** start Extracted material **

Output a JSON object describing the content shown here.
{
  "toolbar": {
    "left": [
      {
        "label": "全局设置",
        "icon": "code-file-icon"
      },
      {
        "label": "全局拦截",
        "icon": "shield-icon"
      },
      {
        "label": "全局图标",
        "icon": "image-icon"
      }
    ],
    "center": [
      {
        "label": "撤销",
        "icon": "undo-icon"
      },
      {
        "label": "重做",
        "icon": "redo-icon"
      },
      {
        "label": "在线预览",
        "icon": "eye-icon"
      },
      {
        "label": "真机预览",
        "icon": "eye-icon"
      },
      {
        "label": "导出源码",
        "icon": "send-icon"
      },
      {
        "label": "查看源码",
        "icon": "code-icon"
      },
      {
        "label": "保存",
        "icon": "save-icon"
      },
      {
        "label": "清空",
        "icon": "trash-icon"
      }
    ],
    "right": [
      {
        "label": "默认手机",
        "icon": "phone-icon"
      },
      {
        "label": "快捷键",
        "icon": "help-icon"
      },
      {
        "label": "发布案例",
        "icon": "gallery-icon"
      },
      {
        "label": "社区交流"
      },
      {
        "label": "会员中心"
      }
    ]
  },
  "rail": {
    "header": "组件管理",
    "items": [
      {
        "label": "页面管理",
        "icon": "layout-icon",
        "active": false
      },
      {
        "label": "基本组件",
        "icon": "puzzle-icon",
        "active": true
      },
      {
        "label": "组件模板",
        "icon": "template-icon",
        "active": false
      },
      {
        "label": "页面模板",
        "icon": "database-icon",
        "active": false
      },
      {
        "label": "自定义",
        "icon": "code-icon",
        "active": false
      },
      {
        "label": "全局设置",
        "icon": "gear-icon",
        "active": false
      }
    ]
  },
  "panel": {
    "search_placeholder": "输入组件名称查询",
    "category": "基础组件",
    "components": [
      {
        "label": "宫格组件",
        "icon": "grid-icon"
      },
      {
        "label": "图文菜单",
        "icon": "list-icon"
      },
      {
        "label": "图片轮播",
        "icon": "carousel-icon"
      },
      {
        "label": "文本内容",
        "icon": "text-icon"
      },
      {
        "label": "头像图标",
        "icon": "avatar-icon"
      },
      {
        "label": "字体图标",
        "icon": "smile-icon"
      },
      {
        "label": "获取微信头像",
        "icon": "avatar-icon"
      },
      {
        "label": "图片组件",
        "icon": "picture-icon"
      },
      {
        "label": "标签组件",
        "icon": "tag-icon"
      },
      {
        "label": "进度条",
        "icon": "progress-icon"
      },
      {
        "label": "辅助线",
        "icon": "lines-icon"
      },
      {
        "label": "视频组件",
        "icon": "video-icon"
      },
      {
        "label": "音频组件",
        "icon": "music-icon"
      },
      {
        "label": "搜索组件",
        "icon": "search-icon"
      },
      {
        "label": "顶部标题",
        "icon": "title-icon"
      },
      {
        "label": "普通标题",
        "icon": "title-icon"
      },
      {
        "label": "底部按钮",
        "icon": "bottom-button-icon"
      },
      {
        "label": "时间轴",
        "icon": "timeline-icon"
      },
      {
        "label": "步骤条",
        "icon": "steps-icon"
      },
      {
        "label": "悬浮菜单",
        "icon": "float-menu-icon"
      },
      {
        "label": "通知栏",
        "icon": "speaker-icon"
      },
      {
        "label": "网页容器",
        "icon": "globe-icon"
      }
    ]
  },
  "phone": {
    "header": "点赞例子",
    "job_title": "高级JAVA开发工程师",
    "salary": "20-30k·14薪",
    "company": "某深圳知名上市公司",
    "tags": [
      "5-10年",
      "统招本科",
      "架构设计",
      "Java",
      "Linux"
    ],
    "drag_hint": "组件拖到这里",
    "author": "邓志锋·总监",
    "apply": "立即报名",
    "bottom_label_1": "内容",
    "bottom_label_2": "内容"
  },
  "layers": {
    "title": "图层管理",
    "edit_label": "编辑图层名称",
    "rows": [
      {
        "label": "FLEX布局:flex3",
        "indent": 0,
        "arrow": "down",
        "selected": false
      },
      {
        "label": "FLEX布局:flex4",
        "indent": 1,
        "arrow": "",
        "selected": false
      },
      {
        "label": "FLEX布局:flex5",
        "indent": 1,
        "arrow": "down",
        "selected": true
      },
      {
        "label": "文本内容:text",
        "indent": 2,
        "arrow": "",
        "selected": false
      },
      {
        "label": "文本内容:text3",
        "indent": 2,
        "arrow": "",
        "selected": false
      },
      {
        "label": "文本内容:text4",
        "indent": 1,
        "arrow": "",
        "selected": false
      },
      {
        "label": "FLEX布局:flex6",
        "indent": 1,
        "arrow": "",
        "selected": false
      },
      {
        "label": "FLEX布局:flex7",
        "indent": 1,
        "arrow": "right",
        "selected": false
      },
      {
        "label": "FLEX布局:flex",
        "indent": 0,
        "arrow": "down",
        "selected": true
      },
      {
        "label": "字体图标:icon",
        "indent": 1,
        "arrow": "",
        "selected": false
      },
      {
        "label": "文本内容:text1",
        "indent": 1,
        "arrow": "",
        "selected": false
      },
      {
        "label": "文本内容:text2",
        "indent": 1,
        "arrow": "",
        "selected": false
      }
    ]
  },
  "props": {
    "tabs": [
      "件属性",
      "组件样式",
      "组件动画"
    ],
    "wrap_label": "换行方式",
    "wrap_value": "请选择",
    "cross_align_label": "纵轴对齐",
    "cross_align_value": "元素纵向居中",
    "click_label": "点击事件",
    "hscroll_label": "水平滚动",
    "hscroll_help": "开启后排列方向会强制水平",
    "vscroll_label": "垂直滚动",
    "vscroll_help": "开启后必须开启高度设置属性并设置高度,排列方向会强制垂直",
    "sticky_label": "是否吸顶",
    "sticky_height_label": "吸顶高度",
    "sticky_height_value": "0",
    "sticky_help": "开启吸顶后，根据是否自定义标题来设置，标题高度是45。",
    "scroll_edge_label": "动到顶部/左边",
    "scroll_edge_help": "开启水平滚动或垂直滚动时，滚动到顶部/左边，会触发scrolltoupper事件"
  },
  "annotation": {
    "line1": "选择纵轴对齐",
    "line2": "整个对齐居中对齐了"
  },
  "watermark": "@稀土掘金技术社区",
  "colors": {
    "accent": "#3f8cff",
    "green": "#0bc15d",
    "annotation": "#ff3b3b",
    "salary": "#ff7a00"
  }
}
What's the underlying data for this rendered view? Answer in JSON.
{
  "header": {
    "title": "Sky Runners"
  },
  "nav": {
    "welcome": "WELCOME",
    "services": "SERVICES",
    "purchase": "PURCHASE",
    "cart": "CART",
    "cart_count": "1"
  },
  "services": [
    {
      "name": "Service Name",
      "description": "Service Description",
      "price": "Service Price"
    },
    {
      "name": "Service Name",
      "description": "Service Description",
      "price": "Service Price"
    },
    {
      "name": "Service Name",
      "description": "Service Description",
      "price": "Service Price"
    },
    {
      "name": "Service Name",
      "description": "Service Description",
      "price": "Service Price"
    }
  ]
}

** end Extracted material **

# Directions for this task
Extract all the entries word for word.

# Full output
Output a JSON object describing the content shown here.
{
  "toolbar": {
    "left": [
      {
        "label": "全局设置",
        "icon": "code-file-icon"
      },
      {
        "label": "全局拦截",
        "icon": "shield-icon"
      },
      {
        "label": "全局图标",
        "icon": "image-icon"
      }
    ],
    "center": [
      {
        "label": "撤销",
        "icon": "undo-icon"
      },
      {
        "label": "重做",
        "icon": "redo-icon"
      },
      {
        "label": "在线预览",
        "icon": "eye-icon"
      },
      {
        "label": "真机预览",
        "icon": "eye-icon"
      },
      {
        "label": "导出源码",
        "icon": "send-icon"
      },
      {
        "label": "查看源码",
        "icon": "code-icon"
      },
      {
        "label": "保存",
        "icon": "save-icon"
      },
      {
        "label": "清空",
        "icon": "trash-icon"
      }
    ],
    "right": [
      {
        "label": "默认手机",
        "icon": "phone-icon"
      },
      {
        "label": "快捷键",
        "icon": "help-icon"
      },
      {
        "label": "发布案例",
        "icon": "gallery-icon"
      },
      {
        "label": "社区交流"
      },
      {
        "label": "会员中心"
      }
    ]
  },
  "rail": {
    "header": "组件管理",
    "items": [
      {
        "label": "页面管理",
        "icon": "layout-icon",
        "active": false
      },
      {
        "label": "基本组件",
        "icon": "puzzle-icon",
        "active": true
      },
      {
        "label": "组件模板",
        "icon": "template-icon",
        "active": false
      },
      {
        "label": "页面模板",
        "icon": "database-icon",
        "active": false
      },
      {
        "label": "自定义",
        "icon": "code-icon",
        "active": false
      },
      {
        "label": "全局设置",
        "icon": "gear-icon",
        "active": false
      }
    ]
  },
  "panel": {
    "search_placeholder": "输入组件名称查询",
    "category": "基础组件",
    "components": [
      {
        "label": "宫格组件",
        "icon": "grid-icon"
      },
      {
        "label": "图文菜单",
        "icon": "list-icon"
      },
      {
        "label": "图片轮播",
        "icon": "carousel-icon"
      },
      {
        "label": "文本内容",
        "icon": "text-icon"
      },
      {
        "label": "头像图标",
        "icon": "avatar-icon"
      },
      {
        "label": "字体图标",
        "icon": "smile-icon"
      },
      {
        "label": "获取微信头像",
        "icon": "avatar-icon"
      },
      {
        "label": "图片组件",
        "icon": "picture-icon"
      },
      {
        "label": "标签组件",
        "icon": "tag-icon"
      },
      {
        "label": "进度条",
        "icon": "progress-icon"
      },
      {
        "label": "辅助线",
        "icon": "lines-icon"
      },
      {
        "label": "视频组件",
        "icon": "video-icon"
      },
      {
        "label": "音频组件",
        "icon": "music-icon"
      },
      {
        "label": "搜索组件",
        "icon": "search-icon"
      },
      {
        "label": "顶部标题",
        "icon": "title-icon"
      },
      {
        "label": "普通标题",
        "icon": "title-icon"
      },
      {
        "label": "底部按钮",
        "icon": "bottom-button-icon"
      },
      {
        "label": "时间轴",
        "icon": "timeline-icon"
      },
      {
        "label": "步骤条",
        "icon": "steps-icon"
      },
      {
        "label": "悬浮菜单",
        "icon": "float-menu-icon"
      },
      {
        "label": "通知栏",
        "icon": "speaker-icon"
      },
      {
        "label": "网页容器",
        "icon": "globe-icon"
      }
    ]
  },
  "phone": {
    "header": "点赞例子",
    "job_title": "高级JAVA开发工程师",
    "salary": "20-30k·14薪",
    "company": "某深圳知名上市公司",
    "tags": [
      "5-10年",
      "统招本科",
      "架构设计",
      "Java",
      "Linux"
    ],
    "drag_hint": "组件拖到这里",
    "author": "邓志锋·总监",
    "apply": "立即报名",
    "bottom_label_1": "内容",
    "bottom_label_2": "内容"
  },
  "layers": {
    "title": "图层管理",
    "edit_label": "编辑图层名称",
    "rows": [
      {
        "label": "FLEX布局:flex3",
        "indent": 0,
        "arrow": "down",
        "selected": false
      },
      {
        "label": "FLEX布局:flex4",
        "indent": 1,
        "arrow": "",
        "selected": false
      },
      {
        "label": "FLEX布局:flex5",
        "indent": 1,
        "arrow": "down",
        "selected": true
      },
      {
        "label": "文本内容:text",
        "indent": 2,
        "arrow": "",
        "selected": false
      },
      {
        "label": "文本内容:text3",
        "indent": 2,
        "arrow": "",
        "selected": false
      },
      {
        "label": "文本内容:text4",
        "indent": 1,
        "arrow": "",
        "selected": false
      },
      {
        "label": "FLEX布局:flex6",
        "indent": 1,
        "arrow": "",
        "selected": false
      },
      {
        "label": "FLEX布局:flex7",
        "indent": 1,
        "arrow": "right",
        "selected": false
      },
      {
        "label": "FLEX布局:flex",
        "indent": 0,
        "arrow": "down",
        "selected": true
      },
      {
        "label": "字体图标:icon",
        "indent": 1,
        "arrow": "",
        "selected": false
      },
      {
        "label": "文本内容:text1",
        "indent": 1,
        "arrow": "",
        "selected": false
      },
      {
        "label": "文本内容:text2",
        "indent": 1,
        "arrow": "",
        "selected": false
      }
    ]
  },
  "props": {
    "tabs": [
      "件属性",
      "组件样式",
      "组件动画"
    ],
    "wrap_label": "换行方式",
    "wrap_value": "请选择",
    "cross_align_label": "纵轴对齐",
    "cross_align_value": "元素纵向居中",
    "click_label": "点击事件",
    "hscroll_label": "水平滚动",
    "hscroll_help": "开启后排列方向会强制水平",
    "vscroll_label": "垂直滚动",
    "vscroll_help": "开启后必须开启高度设置属性并设置高度,排列方向会强制垂直",
    "sticky_label": "是否吸顶",
    "sticky_height_label": "吸顶高度",
    "sticky_height_value": "0",
    "sticky_help": "开启吸顶后，根据是否自定义标题来设置，标题高度是45。",
    "scroll_edge_label": "动到顶部/左边",
    "scroll_edge_help": "开启水平滚动或垂直滚动时，滚动到顶部/左边，会触发scrolltoupper事件"
  },
  "annotation": {
    "line1": "选择纵轴对齐",
    "line2": "整个对齐居中对齐了"
  },
  "watermark": "@稀土掘金技术社区",
  "colors": {
    "accent": "#3f8cff",
    "green": "#0bc15d",
    "annotation": "#ff3b3b",
    "salary": "#ff7a00"
  }
}
What's the underlying data for this rendered view? Answer in JSON.
{
  "header": {
    "title": "Sky Runners"
  },
  "nav": {
    "welcome": "WELCOME",
    "services": "SERVICES",
    "purchase": "PURCHASE",
    "cart": "CART",
    "cart_count": "1"
  },
  "services": [
    {
      "name": "Service Name",
      "description": "Service Description",
      "price": "Service Price"
    },
    {
      "name": "Service Name",
      "description": "Service Description",
      "price": "Service Price"
    },
    {
      "name": "Service Name",
      "description": "Service Description",
      "price": "Service Price"
    },
    {
      "name": "Service Name",
      "description": "Service Description",
      "price": "Service Price"
    }
  ]
}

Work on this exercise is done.